-------- Given records
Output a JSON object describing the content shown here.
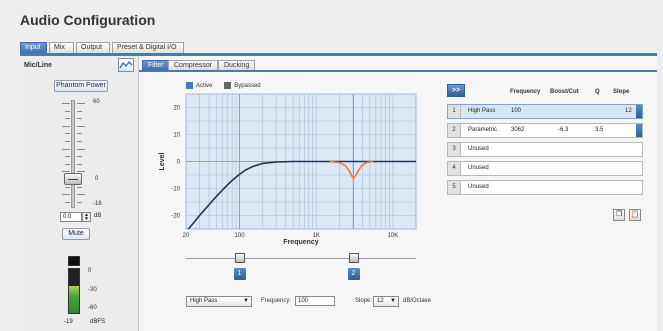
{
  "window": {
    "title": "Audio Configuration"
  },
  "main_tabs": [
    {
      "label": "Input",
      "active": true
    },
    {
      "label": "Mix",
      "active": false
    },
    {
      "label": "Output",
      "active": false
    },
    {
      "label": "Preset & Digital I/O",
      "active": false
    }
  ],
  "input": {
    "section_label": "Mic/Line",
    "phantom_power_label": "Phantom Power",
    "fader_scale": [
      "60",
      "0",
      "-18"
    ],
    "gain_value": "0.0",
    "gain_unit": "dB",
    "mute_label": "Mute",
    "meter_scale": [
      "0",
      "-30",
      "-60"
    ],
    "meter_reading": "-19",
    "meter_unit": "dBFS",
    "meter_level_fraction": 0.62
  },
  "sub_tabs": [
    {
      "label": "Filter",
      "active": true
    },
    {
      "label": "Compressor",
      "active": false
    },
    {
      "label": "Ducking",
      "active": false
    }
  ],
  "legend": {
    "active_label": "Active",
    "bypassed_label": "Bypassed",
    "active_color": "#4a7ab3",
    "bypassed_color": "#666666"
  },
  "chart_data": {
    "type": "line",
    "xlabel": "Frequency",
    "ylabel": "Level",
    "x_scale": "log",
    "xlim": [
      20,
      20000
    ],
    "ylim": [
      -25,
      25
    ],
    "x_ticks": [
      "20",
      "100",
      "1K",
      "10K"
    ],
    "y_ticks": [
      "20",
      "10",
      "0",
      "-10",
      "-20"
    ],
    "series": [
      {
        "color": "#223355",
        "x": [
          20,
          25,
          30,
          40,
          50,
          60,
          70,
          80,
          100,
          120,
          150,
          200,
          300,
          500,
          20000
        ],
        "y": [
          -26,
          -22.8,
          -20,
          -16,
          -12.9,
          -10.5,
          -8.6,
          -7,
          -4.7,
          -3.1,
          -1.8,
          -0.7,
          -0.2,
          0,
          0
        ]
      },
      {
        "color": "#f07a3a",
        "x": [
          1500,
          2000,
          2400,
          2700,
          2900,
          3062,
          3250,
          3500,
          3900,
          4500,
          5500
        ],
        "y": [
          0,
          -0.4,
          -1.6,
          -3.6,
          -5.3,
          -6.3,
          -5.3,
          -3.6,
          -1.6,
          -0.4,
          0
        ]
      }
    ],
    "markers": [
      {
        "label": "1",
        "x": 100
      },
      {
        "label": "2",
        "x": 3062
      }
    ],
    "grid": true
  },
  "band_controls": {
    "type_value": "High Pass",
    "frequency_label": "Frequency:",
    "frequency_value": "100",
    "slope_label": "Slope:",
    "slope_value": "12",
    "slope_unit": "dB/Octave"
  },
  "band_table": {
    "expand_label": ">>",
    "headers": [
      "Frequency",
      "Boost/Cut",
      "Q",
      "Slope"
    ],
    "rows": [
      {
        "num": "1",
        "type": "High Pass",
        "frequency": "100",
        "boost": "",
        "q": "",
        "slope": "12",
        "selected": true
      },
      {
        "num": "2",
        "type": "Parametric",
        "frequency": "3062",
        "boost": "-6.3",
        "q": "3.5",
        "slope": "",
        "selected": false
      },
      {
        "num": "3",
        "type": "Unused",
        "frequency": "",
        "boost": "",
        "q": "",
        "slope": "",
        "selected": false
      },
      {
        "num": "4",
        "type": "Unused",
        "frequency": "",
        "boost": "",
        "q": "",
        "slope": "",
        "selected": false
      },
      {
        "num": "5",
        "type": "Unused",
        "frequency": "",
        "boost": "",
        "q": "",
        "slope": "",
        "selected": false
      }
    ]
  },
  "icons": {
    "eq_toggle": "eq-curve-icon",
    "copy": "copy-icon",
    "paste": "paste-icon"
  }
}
----------------
_Short task:_
Copy the data exactly. Any picture it contains is to be omitted.

_The solution:_
Output a JSON object describing the content shown here.
{
  "window": {
    "title": "Audio Configuration"
  },
  "main_tabs": [
    {
      "label": "Input",
      "active": true
    },
    {
      "label": "Mix",
      "active": false
    },
    {
      "label": "Output",
      "active": false
    },
    {
      "label": "Preset & Digital I/O",
      "active": false
    }
  ],
  "input": {
    "section_label": "Mic/Line",
    "phantom_power_label": "Phantom Power",
    "fader_scale": [
      "60",
      "0",
      "-18"
    ],
    "gain_value": "0.0",
    "gain_unit": "dB",
    "mute_label": "Mute",
    "meter_scale": [
      "0",
      "-30",
      "-60"
    ],
    "meter_reading": "-19",
    "meter_unit": "dBFS",
    "meter_level_fraction": 0.62
  },
  "sub_tabs": [
    {
      "label": "Filter",
      "active": true
    },
    {
      "label": "Compressor",
      "active": false
    },
    {
      "label": "Ducking",
      "active": false
    }
  ],
  "legend": {
    "active_label": "Active",
    "bypassed_label": "Bypassed",
    "active_color": "#4a7ab3",
    "bypassed_color": "#666666"
  },
  "chart_data": {
    "type": "line",
    "xlabel": "Frequency",
    "ylabel": "Level",
    "x_scale": "log",
    "xlim": [
      20,
      20000
    ],
    "ylim": [
      -25,
      25
    ],
    "x_ticks": [
      "20",
      "100",
      "1K",
      "10K"
    ],
    "y_ticks": [
      "20",
      "10",
      "0",
      "-10",
      "-20"
    ],
    "series": [
      {
        "color": "#223355",
        "x": [
          20,
          25,
          30,
          40,
          50,
          60,
          70,
          80,
          100,
          120,
          150,
          200,
          300,
          500,
          20000
        ],
        "y": [
          -26,
          -22.8,
          -20,
          -16,
          -12.9,
          -10.5,
          -8.6,
          -7,
          -4.7,
          -3.1,
          -1.8,
          -0.7,
          -0.2,
          0,
          0
        ]
      },
      {
        "color": "#f07a3a",
        "x": [
          1500,
          2000,
          2400,
          2700,
          2900,
          3062,
          3250,
          3500,
          3900,
          4500,
          5500
        ],
        "y": [
          0,
          -0.4,
          -1.6,
          -3.6,
          -5.3,
          -6.3,
          -5.3,
          -3.6,
          -1.6,
          -0.4,
          0
        ]
      }
    ],
    "markers": [
      {
        "label": "1",
        "x": 100
      },
      {
        "label": "2",
        "x": 3062
      }
    ],
    "grid": true
  },
  "band_controls": {
    "type_value": "High Pass",
    "frequency_label": "Frequency:",
    "frequency_value": "100",
    "slope_label": "Slope:",
    "slope_value": "12",
    "slope_unit": "dB/Octave"
  },
  "band_table": {
    "expand_label": ">>",
    "headers": [
      "Frequency",
      "Boost/Cut",
      "Q",
      "Slope"
    ],
    "rows": [
      {
        "num": "1",
        "type": "High Pass",
        "frequency": "100",
        "boost": "",
        "q": "",
        "slope": "12",
        "selected": true
      },
      {
        "num": "2",
        "type": "Parametric",
        "frequency": "3062",
        "boost": "-6.3",
        "q": "3.5",
        "slope": "",
        "selected": false
      },
      {
        "num": "3",
        "type": "Unused",
        "frequency": "",
        "boost": "",
        "q": "",
        "slope": "",
        "selected": false
      },
      {
        "num": "4",
        "type": "Unused",
        "frequency": "",
        "boost": "",
        "q": "",
        "slope": "",
        "selected": false
      },
      {
        "num": "5",
        "type": "Unused",
        "frequency": "",
        "boost": "",
        "q": "",
        "slope": "",
        "selected": false
      }
    ]
  },
  "icons": {
    "eq_toggle": "eq-curve-icon",
    "copy": "copy-icon",
    "paste": "paste-icon"
  }
}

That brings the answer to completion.